▸ DOCUMENT EXTRACT:
>> BEGIN

Studio album by Psyclon Nine
- Released: October 23, 2006
- Recorded: Corrosive Audio Studios in San Francisco, California and Event Horizon in Castro Valley, California
- Genre: Aggrotech; electro-industrial; industrial metal;
- Length: 57:37
- Language: English
- Label: Metropolis Records
- Producer: Marshall Carnage and Da5id Din

Psyclon Nine chronology
| INRI (2005) | Crwn Thy Frnicatr (2006) | We the Fallen (2009) |

= Crwn Thy Frnicatr =

Crwn Thy Frnicatr is Psyclon Nine's third studio album, released on October 23, 2006 by US label, Metropolis Records, and on November 10, 2006 by German label, NoiTekk. On the cover of the album, are the words "All who stand before me shall be judged."

>> END

▸ GIVEN REQUEST: Carry on the article about the Psyclon Nine album Crwn Thy Frnicatr, starting right after its last sentence.

▸ AVAILABLE DATA:
>> BEGIN

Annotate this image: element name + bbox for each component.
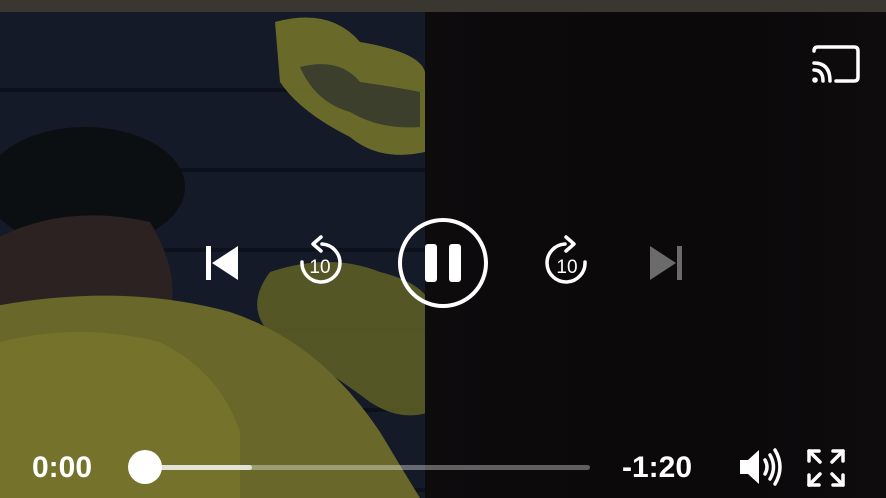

>> END

▸ ANSWER TO THE TASK:
==Track listing==
1. "Bellum in Abyssus" (Nero Bellum) – 1:26
2. "Parasitic" (Bellum) – 4:53
3. "Better Than Suicide" (Bellum, Eric Gottesman) – 5:10
4. "Anaesthetic (For the Pathetic)" (Bellum, Josef Heresy) – 4:02
5. "The Room" (Bellum) – 1:23
6. "Flesh Harvest" (Bellum) – 4:21
7. "Scar of the Deceiver" (Bellum, Heresy, Gottesman) – 4:03
8. "Crwn Thy Frnicatr" (Bellum, Heresy) – 4:33
9. "Visceral Holocaust" (Bellum, Gottesman) – 5:11
10. "Proficiscor of Terminus Vicis" (Bellum) – 4:01
11. "The Purging (A Revelation of Pain)" (Bellum, Gottesman) – 4:10/18:30
12. "Evangelium Di Silenti (Track 0)" (Bellum) (hidden track in Metropolis Records release) – 4:45

In the Metropolis Records release, Evangelium di Silenti is an unlisted, hidden song that begins at 8:54 in The Purging (A Revelation of Pain) after 4:44 of silence rather than being a separate track.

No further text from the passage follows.